§ Work to complete
Set the listing down unchanged, minus every embedded image.

Figure data in JSON:
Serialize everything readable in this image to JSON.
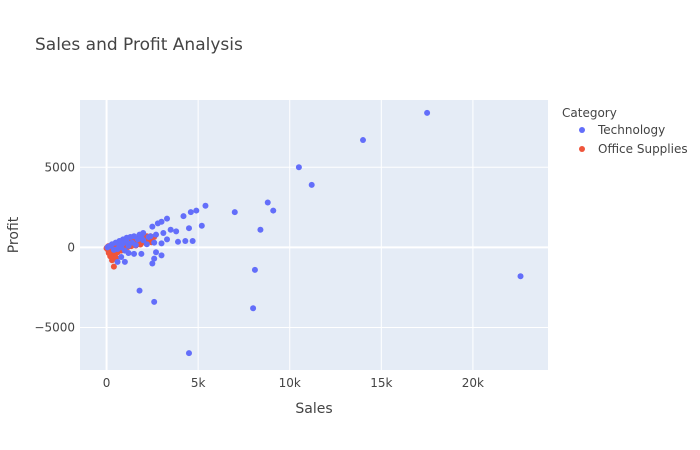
{
  "chart_data": {
    "type": "scatter",
    "title": "Sales and Profit Analysis",
    "xlabel": "Sales",
    "ylabel": "Profit",
    "xlim": [
      -1450,
      24100
    ],
    "ylim": [
      -7650,
      9200
    ],
    "x_ticks": [
      0,
      5000,
      10000,
      15000,
      20000
    ],
    "x_tick_labels": [
      "0",
      "5k",
      "10k",
      "15k",
      "20k"
    ],
    "y_ticks": [
      -5000,
      0,
      5000
    ],
    "y_tick_labels": [
      "−5000",
      "0",
      "5000"
    ],
    "grid": true,
    "legend": {
      "title": "Category",
      "placement": "top-right"
    },
    "colors": {
      "plot_bg": "#e5ecf6",
      "grid": "#ffffff",
      "paper_bg": "#ffffff"
    },
    "series": [
      {
        "name": "Technology",
        "color": "#636efa",
        "points": [
          [
            17500,
            8400
          ],
          [
            14000,
            6700
          ],
          [
            10500,
            5000
          ],
          [
            11200,
            3900
          ],
          [
            8800,
            2800
          ],
          [
            9100,
            2300
          ],
          [
            7000,
            2200
          ],
          [
            5400,
            2600
          ],
          [
            4900,
            2300
          ],
          [
            4600,
            2200
          ],
          [
            4200,
            1950
          ],
          [
            5200,
            1350
          ],
          [
            8400,
            1100
          ],
          [
            3300,
            1800
          ],
          [
            3000,
            1600
          ],
          [
            2800,
            1500
          ],
          [
            2500,
            1300
          ],
          [
            3500,
            1100
          ],
          [
            4500,
            1200
          ],
          [
            3800,
            1000
          ],
          [
            2000,
            900
          ],
          [
            1800,
            800
          ],
          [
            1500,
            700
          ],
          [
            1300,
            650
          ],
          [
            1100,
            600
          ],
          [
            900,
            500
          ],
          [
            700,
            400
          ],
          [
            500,
            300
          ],
          [
            300,
            200
          ],
          [
            200,
            100
          ],
          [
            100,
            50
          ],
          [
            50,
            0
          ],
          [
            3300,
            500
          ],
          [
            2600,
            300
          ],
          [
            4300,
            400
          ],
          [
            4700,
            400
          ],
          [
            3900,
            350
          ],
          [
            3000,
            250
          ],
          [
            2200,
            200
          ],
          [
            1600,
            150
          ],
          [
            1200,
            100
          ],
          [
            800,
            0
          ],
          [
            600,
            -100
          ],
          [
            400,
            -150
          ],
          [
            1000,
            -200
          ],
          [
            1500,
            -400
          ],
          [
            2700,
            -300
          ],
          [
            1900,
            -400
          ],
          [
            800,
            -600
          ],
          [
            600,
            -900
          ],
          [
            2600,
            -700
          ],
          [
            2500,
            -1000
          ],
          [
            1000,
            -900
          ],
          [
            3000,
            -500
          ],
          [
            1200,
            -350
          ],
          [
            8100,
            -1400
          ],
          [
            22600,
            -1800
          ],
          [
            1800,
            -2700
          ],
          [
            2600,
            -3400
          ],
          [
            8000,
            -3800
          ],
          [
            4500,
            -6600
          ],
          [
            2300,
            650
          ],
          [
            2700,
            800
          ],
          [
            3100,
            900
          ],
          [
            1400,
            300
          ],
          [
            2000,
            450
          ],
          [
            1700,
            500
          ],
          [
            900,
            250
          ],
          [
            700,
            150
          ],
          [
            1100,
            350
          ],
          [
            1900,
            600
          ],
          [
            2400,
            700
          ]
        ]
      },
      {
        "name": "Office Supplies",
        "color": "#ef553b",
        "points": [
          [
            0,
            -50
          ],
          [
            50,
            -100
          ],
          [
            100,
            -200
          ],
          [
            150,
            0
          ],
          [
            200,
            50
          ],
          [
            250,
            -300
          ],
          [
            300,
            -400
          ],
          [
            350,
            100
          ],
          [
            400,
            150
          ],
          [
            450,
            -500
          ],
          [
            500,
            200
          ],
          [
            550,
            250
          ],
          [
            600,
            100
          ],
          [
            650,
            -150
          ],
          [
            700,
            300
          ],
          [
            800,
            350
          ],
          [
            900,
            150
          ],
          [
            1000,
            400
          ],
          [
            1100,
            200
          ],
          [
            1200,
            450
          ],
          [
            1300,
            300
          ],
          [
            1400,
            500
          ],
          [
            1500,
            350
          ],
          [
            1600,
            550
          ],
          [
            1700,
            400
          ],
          [
            1800,
            600
          ],
          [
            1900,
            450
          ],
          [
            2000,
            650
          ],
          [
            2100,
            500
          ],
          [
            2200,
            700
          ],
          [
            2300,
            550
          ],
          [
            2400,
            700
          ],
          [
            2500,
            600
          ],
          [
            2600,
            650
          ],
          [
            400,
            -1200
          ],
          [
            300,
            -800
          ],
          [
            200,
            -550
          ],
          [
            600,
            -300
          ],
          [
            800,
            -200
          ],
          [
            100,
            80
          ],
          [
            250,
            120
          ],
          [
            350,
            -80
          ],
          [
            450,
            60
          ],
          [
            700,
            -60
          ],
          [
            950,
            -40
          ],
          [
            1150,
            20
          ],
          [
            1350,
            80
          ],
          [
            1600,
            120
          ],
          [
            1850,
            180
          ],
          [
            2150,
            260
          ],
          [
            2450,
            320
          ],
          [
            120,
            -350
          ],
          [
            520,
            -650
          ],
          [
            60,
            30
          ],
          [
            30,
            -20
          ]
        ]
      }
    ]
  }
}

§ Exercise result
Serialize everything readable in this image to JSON.
{
  "chart_data": {
    "type": "scatter",
    "title": "Sales and Profit Analysis",
    "xlabel": "Sales",
    "ylabel": "Profit",
    "xlim": [
      -1450,
      24100
    ],
    "ylim": [
      -7650,
      9200
    ],
    "x_ticks": [
      0,
      5000,
      10000,
      15000,
      20000
    ],
    "x_tick_labels": [
      "0",
      "5k",
      "10k",
      "15k",
      "20k"
    ],
    "y_ticks": [
      -5000,
      0,
      5000
    ],
    "y_tick_labels": [
      "−5000",
      "0",
      "5000"
    ],
    "grid": true,
    "legend": {
      "title": "Category",
      "placement": "top-right"
    },
    "colors": {
      "plot_bg": "#e5ecf6",
      "grid": "#ffffff",
      "paper_bg": "#ffffff"
    },
    "series": [
      {
        "name": "Technology",
        "color": "#636efa",
        "points": [
          [
            17500,
            8400
          ],
          [
            14000,
            6700
          ],
          [
            10500,
            5000
          ],
          [
            11200,
            3900
          ],
          [
            8800,
            2800
          ],
          [
            9100,
            2300
          ],
          [
            7000,
            2200
          ],
          [
            5400,
            2600
          ],
          [
            4900,
            2300
          ],
          [
            4600,
            2200
          ],
          [
            4200,
            1950
          ],
          [
            5200,
            1350
          ],
          [
            8400,
            1100
          ],
          [
            3300,
            1800
          ],
          [
            3000,
            1600
          ],
          [
            2800,
            1500
          ],
          [
            2500,
            1300
          ],
          [
            3500,
            1100
          ],
          [
            4500,
            1200
          ],
          [
            3800,
            1000
          ],
          [
            2000,
            900
          ],
          [
            1800,
            800
          ],
          [
            1500,
            700
          ],
          [
            1300,
            650
          ],
          [
            1100,
            600
          ],
          [
            900,
            500
          ],
          [
            700,
            400
          ],
          [
            500,
            300
          ],
          [
            300,
            200
          ],
          [
            200,
            100
          ],
          [
            100,
            50
          ],
          [
            50,
            0
          ],
          [
            3300,
            500
          ],
          [
            2600,
            300
          ],
          [
            4300,
            400
          ],
          [
            4700,
            400
          ],
          [
            3900,
            350
          ],
          [
            3000,
            250
          ],
          [
            2200,
            200
          ],
          [
            1600,
            150
          ],
          [
            1200,
            100
          ],
          [
            800,
            0
          ],
          [
            600,
            -100
          ],
          [
            400,
            -150
          ],
          [
            1000,
            -200
          ],
          [
            1500,
            -400
          ],
          [
            2700,
            -300
          ],
          [
            1900,
            -400
          ],
          [
            800,
            -600
          ],
          [
            600,
            -900
          ],
          [
            2600,
            -700
          ],
          [
            2500,
            -1000
          ],
          [
            1000,
            -900
          ],
          [
            3000,
            -500
          ],
          [
            1200,
            -350
          ],
          [
            8100,
            -1400
          ],
          [
            22600,
            -1800
          ],
          [
            1800,
            -2700
          ],
          [
            2600,
            -3400
          ],
          [
            8000,
            -3800
          ],
          [
            4500,
            -6600
          ],
          [
            2300,
            650
          ],
          [
            2700,
            800
          ],
          [
            3100,
            900
          ],
          [
            1400,
            300
          ],
          [
            2000,
            450
          ],
          [
            1700,
            500
          ],
          [
            900,
            250
          ],
          [
            700,
            150
          ],
          [
            1100,
            350
          ],
          [
            1900,
            600
          ],
          [
            2400,
            700
          ]
        ]
      },
      {
        "name": "Office Supplies",
        "color": "#ef553b",
        "points": [
          [
            0,
            -50
          ],
          [
            50,
            -100
          ],
          [
            100,
            -200
          ],
          [
            150,
            0
          ],
          [
            200,
            50
          ],
          [
            250,
            -300
          ],
          [
            300,
            -400
          ],
          [
            350,
            100
          ],
          [
            400,
            150
          ],
          [
            450,
            -500
          ],
          [
            500,
            200
          ],
          [
            550,
            250
          ],
          [
            600,
            100
          ],
          [
            650,
            -150
          ],
          [
            700,
            300
          ],
          [
            800,
            350
          ],
          [
            900,
            150
          ],
          [
            1000,
            400
          ],
          [
            1100,
            200
          ],
          [
            1200,
            450
          ],
          [
            1300,
            300
          ],
          [
            1400,
            500
          ],
          [
            1500,
            350
          ],
          [
            1600,
            550
          ],
          [
            1700,
            400
          ],
          [
            1800,
            600
          ],
          [
            1900,
            450
          ],
          [
            2000,
            650
          ],
          [
            2100,
            500
          ],
          [
            2200,
            700
          ],
          [
            2300,
            550
          ],
          [
            2400,
            700
          ],
          [
            2500,
            600
          ],
          [
            2600,
            650
          ],
          [
            400,
            -1200
          ],
          [
            300,
            -800
          ],
          [
            200,
            -550
          ],
          [
            600,
            -300
          ],
          [
            800,
            -200
          ],
          [
            100,
            80
          ],
          [
            250,
            120
          ],
          [
            350,
            -80
          ],
          [
            450,
            60
          ],
          [
            700,
            -60
          ],
          [
            950,
            -40
          ],
          [
            1150,
            20
          ],
          [
            1350,
            80
          ],
          [
            1600,
            120
          ],
          [
            1850,
            180
          ],
          [
            2150,
            260
          ],
          [
            2450,
            320
          ],
          [
            120,
            -350
          ],
          [
            520,
            -650
          ],
          [
            60,
            30
          ],
          [
            30,
            -20
          ]
        ]
      }
    ]
  }
}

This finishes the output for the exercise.